## GIVEN TASK
Recast every line of the entries below as a JSON list of strings, one string per line, with blank lines dropped and the pictures left out.
..............................
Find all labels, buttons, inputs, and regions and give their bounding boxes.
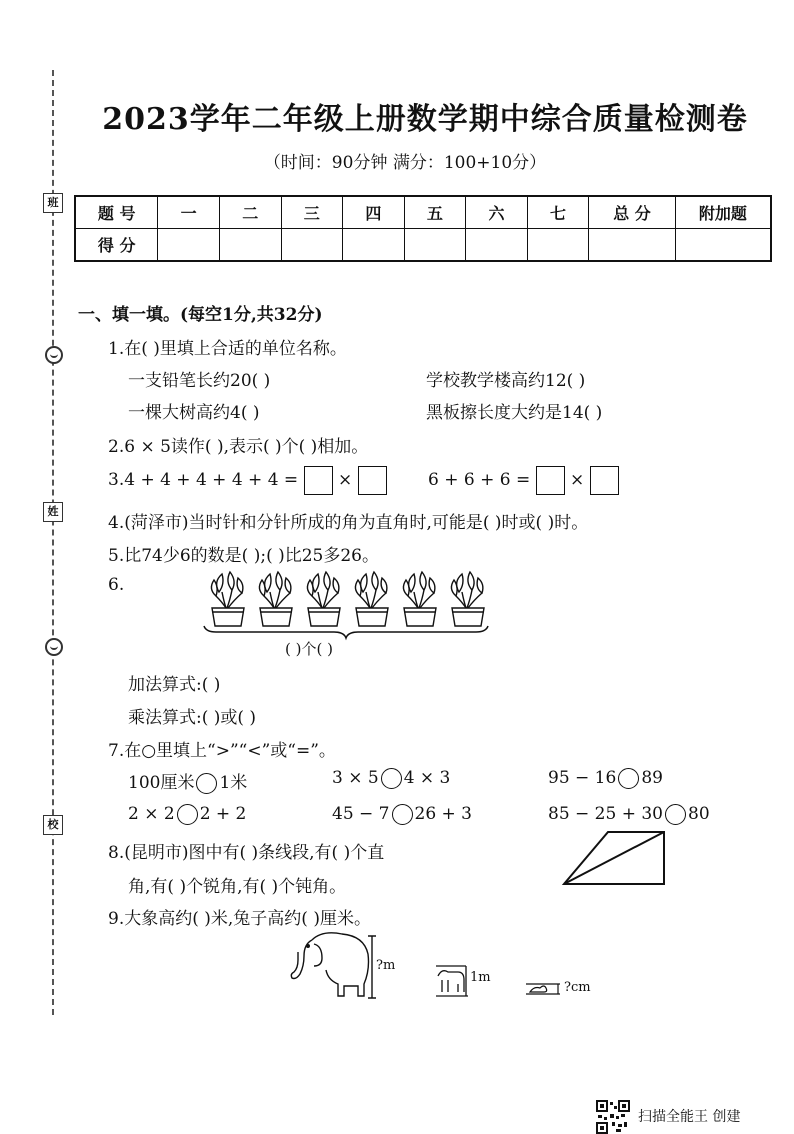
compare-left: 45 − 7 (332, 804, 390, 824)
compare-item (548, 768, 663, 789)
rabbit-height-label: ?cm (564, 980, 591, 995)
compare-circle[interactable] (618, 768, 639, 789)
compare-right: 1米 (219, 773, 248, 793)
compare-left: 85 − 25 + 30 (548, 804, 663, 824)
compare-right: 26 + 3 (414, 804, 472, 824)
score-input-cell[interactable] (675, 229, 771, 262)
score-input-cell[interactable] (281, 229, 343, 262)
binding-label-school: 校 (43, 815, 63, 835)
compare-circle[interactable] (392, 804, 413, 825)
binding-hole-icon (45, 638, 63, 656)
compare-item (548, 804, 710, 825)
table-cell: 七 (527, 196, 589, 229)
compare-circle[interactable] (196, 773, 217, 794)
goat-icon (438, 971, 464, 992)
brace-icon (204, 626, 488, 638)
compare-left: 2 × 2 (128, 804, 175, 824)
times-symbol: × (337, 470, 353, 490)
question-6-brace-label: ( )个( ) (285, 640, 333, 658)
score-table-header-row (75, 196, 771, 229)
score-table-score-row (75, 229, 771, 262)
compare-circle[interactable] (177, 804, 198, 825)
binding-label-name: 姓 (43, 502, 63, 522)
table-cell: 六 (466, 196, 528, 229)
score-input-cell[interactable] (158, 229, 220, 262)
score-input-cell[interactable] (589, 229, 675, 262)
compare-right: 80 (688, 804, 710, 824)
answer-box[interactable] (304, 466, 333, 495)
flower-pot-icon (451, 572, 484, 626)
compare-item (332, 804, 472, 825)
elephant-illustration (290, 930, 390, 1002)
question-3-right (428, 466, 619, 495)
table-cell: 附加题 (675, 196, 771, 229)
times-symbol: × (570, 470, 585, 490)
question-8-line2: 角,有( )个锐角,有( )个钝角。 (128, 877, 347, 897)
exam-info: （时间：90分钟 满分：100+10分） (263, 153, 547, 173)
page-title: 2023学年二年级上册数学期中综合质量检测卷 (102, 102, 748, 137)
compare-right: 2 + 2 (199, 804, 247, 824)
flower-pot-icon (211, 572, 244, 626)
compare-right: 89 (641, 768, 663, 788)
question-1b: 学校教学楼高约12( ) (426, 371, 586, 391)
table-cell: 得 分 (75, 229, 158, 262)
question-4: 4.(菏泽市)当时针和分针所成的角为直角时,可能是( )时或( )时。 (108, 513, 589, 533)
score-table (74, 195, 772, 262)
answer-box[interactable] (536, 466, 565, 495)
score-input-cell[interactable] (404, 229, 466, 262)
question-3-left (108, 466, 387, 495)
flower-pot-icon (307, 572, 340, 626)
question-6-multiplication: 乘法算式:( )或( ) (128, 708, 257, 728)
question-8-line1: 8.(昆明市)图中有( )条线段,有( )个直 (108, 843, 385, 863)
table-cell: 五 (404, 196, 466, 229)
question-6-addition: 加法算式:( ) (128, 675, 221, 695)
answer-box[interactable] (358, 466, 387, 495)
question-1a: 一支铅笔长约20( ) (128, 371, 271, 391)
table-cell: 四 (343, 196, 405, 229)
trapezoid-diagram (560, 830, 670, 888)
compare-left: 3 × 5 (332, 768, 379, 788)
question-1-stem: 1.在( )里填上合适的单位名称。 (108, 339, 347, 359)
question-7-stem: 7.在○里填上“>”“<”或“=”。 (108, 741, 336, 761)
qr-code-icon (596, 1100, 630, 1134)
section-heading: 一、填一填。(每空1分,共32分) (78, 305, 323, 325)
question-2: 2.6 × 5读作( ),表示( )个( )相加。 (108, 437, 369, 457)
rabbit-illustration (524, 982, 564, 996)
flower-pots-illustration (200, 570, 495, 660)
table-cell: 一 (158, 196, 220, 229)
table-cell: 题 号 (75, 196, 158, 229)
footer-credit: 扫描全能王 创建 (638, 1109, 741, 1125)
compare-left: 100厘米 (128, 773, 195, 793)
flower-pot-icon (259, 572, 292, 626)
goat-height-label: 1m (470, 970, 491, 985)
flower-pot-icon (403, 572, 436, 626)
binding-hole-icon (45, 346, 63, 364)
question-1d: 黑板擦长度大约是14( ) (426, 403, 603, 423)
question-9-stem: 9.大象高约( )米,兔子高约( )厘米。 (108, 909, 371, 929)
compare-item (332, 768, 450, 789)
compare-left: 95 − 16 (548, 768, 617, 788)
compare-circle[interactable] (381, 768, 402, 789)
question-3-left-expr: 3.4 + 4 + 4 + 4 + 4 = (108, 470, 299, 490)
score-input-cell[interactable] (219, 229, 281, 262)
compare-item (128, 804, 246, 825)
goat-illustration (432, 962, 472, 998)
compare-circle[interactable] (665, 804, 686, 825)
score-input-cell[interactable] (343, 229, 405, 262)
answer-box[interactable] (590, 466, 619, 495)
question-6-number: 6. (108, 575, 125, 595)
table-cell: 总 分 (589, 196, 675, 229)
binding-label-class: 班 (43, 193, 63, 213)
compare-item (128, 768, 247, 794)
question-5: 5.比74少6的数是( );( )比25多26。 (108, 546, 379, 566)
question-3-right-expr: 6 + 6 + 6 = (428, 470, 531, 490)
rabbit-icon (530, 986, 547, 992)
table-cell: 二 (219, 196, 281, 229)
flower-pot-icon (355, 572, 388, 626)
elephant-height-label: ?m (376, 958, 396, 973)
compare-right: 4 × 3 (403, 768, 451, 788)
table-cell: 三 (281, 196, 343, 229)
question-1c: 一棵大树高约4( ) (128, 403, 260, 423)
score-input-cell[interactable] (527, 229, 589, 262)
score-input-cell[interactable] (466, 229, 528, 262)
..............................
## OUTPUT
[
  "Find all labels, buttons, inputs, and regions and give their bounding boxes.",
  "compare-left: 45 − 7 (332, 804, 390, 824)",
  "compare-item (548, 768, 663, 789)",
  "rabbit-height-label: ?cm (564, 980, 591, 995)",
  "compare-circle[interactable] (618, 768, 639, 789)",
  "compare-right: 1米 (219, 773, 248, 793)",
  "compare-left: 85 − 25 + 30 (548, 804, 663, 824)",
  "compare-right: 26 + 3 (414, 804, 472, 824)",
  "score-input-cell[interactable] (675, 229, 771, 262)",
  "score-input-cell[interactable] (281, 229, 343, 262)",
  "binding-label-school: 校 (43, 815, 63, 835)",
  "compare-circle[interactable] (392, 804, 413, 825)",
  "binding-hole-icon (45, 638, 63, 656)",
  "compare-item (548, 804, 710, 825)",
  "table-cell: 七 (527, 196, 589, 229)",
  "compare-circle[interactable] (196, 773, 217, 794)",
  "goat-icon (438, 971, 464, 992)",
  "brace-icon (204, 626, 488, 638)",
  "compare-left: 2 × 2 (128, 804, 175, 824)",
  "times-symbol: × (337, 470, 353, 490)",
  "question-6-brace-label: ( )个( ) (285, 640, 333, 658)",
  "score-table-header-row (75, 196, 771, 229)",
  "score-table-score-row (75, 229, 771, 262)",
  "compare-circle[interactable] (177, 804, 198, 825)",
  "binding-label-name: 姓 (43, 502, 63, 522)",
  "table-cell: 六 (466, 196, 528, 229)",
  "score-input-cell[interactable] (158, 229, 220, 262)",
  "score-input-cell[interactable] (589, 229, 675, 262)",
  "compare-right: 80 (688, 804, 710, 824)",
  "answer-box[interactable] (304, 466, 333, 495)",
  "flower-pot-icon (451, 572, 484, 626)",
  "compare-item (332, 804, 472, 825)",
  "elephant-illustration (290, 930, 390, 1002)",
  "question-3-right (428, 466, 619, 495)",
  "table-cell: 附加题 (675, 196, 771, 229)",
  "times-symbol: × (570, 470, 585, 490)",
  "question-8-line2: 角,有( )个锐角,有( )个钝角。 (128, 877, 347, 897)",
  "exam-info: （时间：90分钟 满分：100+10分） (263, 153, 547, 173)",
  "page-title: 2023学年二年级上册数学期中综合质量检测卷 (102, 102, 748, 137)",
  "compare-right: 2 + 2 (199, 804, 247, 824)",
  "flower-pot-icon (211, 572, 244, 626)",
  "compare-right: 89 (641, 768, 663, 788)",
  "question-1b: 学校教学楼高约12( ) (426, 371, 586, 391)",
  "table-cell: 得 分 (75, 229, 158, 262)",
  "question-4: 4.(菏泽市)当时针和分针所成的角为直角时,可能是( )时或( )时。 (108, 513, 589, 533)",
  "score-table (74, 195, 772, 262)",
  "answer-box[interactable] (536, 466, 565, 495)",
  "score-input-cell[interactable] (404, 229, 466, 262)",
  "question-3-left (108, 466, 387, 495)",
  "flower-pot-icon (307, 572, 340, 626)",
  "question-6-multiplication: 乘法算式:( )或( ) (128, 708, 257, 728)",
  "question-8-line1: 8.(昆明市)图中有( )条线段,有( )个直 (108, 843, 385, 863)",
  "table-cell: 五 (404, 196, 466, 229)",
  "question-6-addition: 加法算式:( ) (128, 675, 221, 695)",
  "answer-box[interactable] (358, 466, 387, 495)",
  "question-1a: 一支铅笔长约20( ) (128, 371, 271, 391)",
  "table-cell: 四 (343, 196, 405, 229)",
  "trapezoid-diagram (560, 830, 670, 888)",
  "compare-left: 3 × 5 (332, 768, 379, 788)",
  "question-1-stem: 1.在( )里填上合适的单位名称。 (108, 339, 347, 359)",
  "question-7-stem: 7.在○里填上“>”“<”或“=”。 (108, 741, 336, 761)",
  "qr-code-icon (596, 1100, 630, 1134)",
  "section-heading: 一、填一填。(每空1分,共32分) (78, 305, 323, 325)",
  "question-2: 2.6 × 5读作( ),表示( )个( )相加。 (108, 437, 369, 457)",
  "rabbit-illustration (524, 982, 564, 996)",
  "flower-pots-illustration (200, 570, 495, 660)",
  "table-cell: 一 (158, 196, 220, 229)",
  "table-cell: 题 号 (75, 196, 158, 229)",
  "footer-credit: 扫描全能王 创建 (638, 1109, 741, 1125)",
  "compare-left: 100厘米 (128, 773, 195, 793)",
  "flower-pot-icon (259, 572, 292, 626)",
  "goat-height-label: 1m (470, 970, 491, 985)",
  "flower-pot-icon (403, 572, 436, 626)",
  "binding-hole-icon (45, 346, 63, 364)",
  "question-1d: 黑板擦长度大约是14( ) (426, 403, 603, 423)",
  "question-9-stem: 9.大象高约( )米,兔子高约( )厘米。 (108, 909, 371, 929)",
  "compare-item (332, 768, 450, 789)",
  "compare-left: 95 − 16 (548, 768, 617, 788)",
  "compare-circle[interactable] (381, 768, 402, 789)",
  "question-3-left-expr: 3.4 + 4 + 4 + 4 + 4 = (108, 470, 299, 490)",
  "score-input-cell[interactable] (219, 229, 281, 262)",
  "compare-item (128, 804, 246, 825)",
  "goat-illustration (432, 962, 472, 998)",
  "compare-circle[interactable] (665, 804, 686, 825)",
  "score-input-cell[interactable] (343, 229, 405, 262)",
  "answer-box[interactable] (590, 466, 619, 495)",
  "question-6-number: 6. (108, 575, 125, 595)",
  "table-cell: 总 分 (589, 196, 675, 229)",
  "binding-label-class: 班 (43, 193, 63, 213)",
  "compare-item (128, 768, 247, 794)",
  "question-5: 5.比74少6的数是( );( )比25多26。 (108, 546, 379, 566)",
  "question-3-right-expr: 6 + 6 + 6 = (428, 470, 531, 490)",
  "rabbit-icon (530, 986, 547, 992)",
  "table-cell: 二 (219, 196, 281, 229)",
  "flower-pot-icon (355, 572, 388, 626)",
  "elephant-height-label: ?m (376, 958, 396, 973)",
  "compare-right: 4 × 3 (403, 768, 451, 788)",
  "table-cell: 三 (281, 196, 343, 229)",
  "question-1c: 一棵大树高约4( ) (128, 403, 260, 423)",
  "score-input-cell[interactable] (527, 229, 589, 262)",
  "score-input-cell[interactable] (466, 229, 528, 262)"
]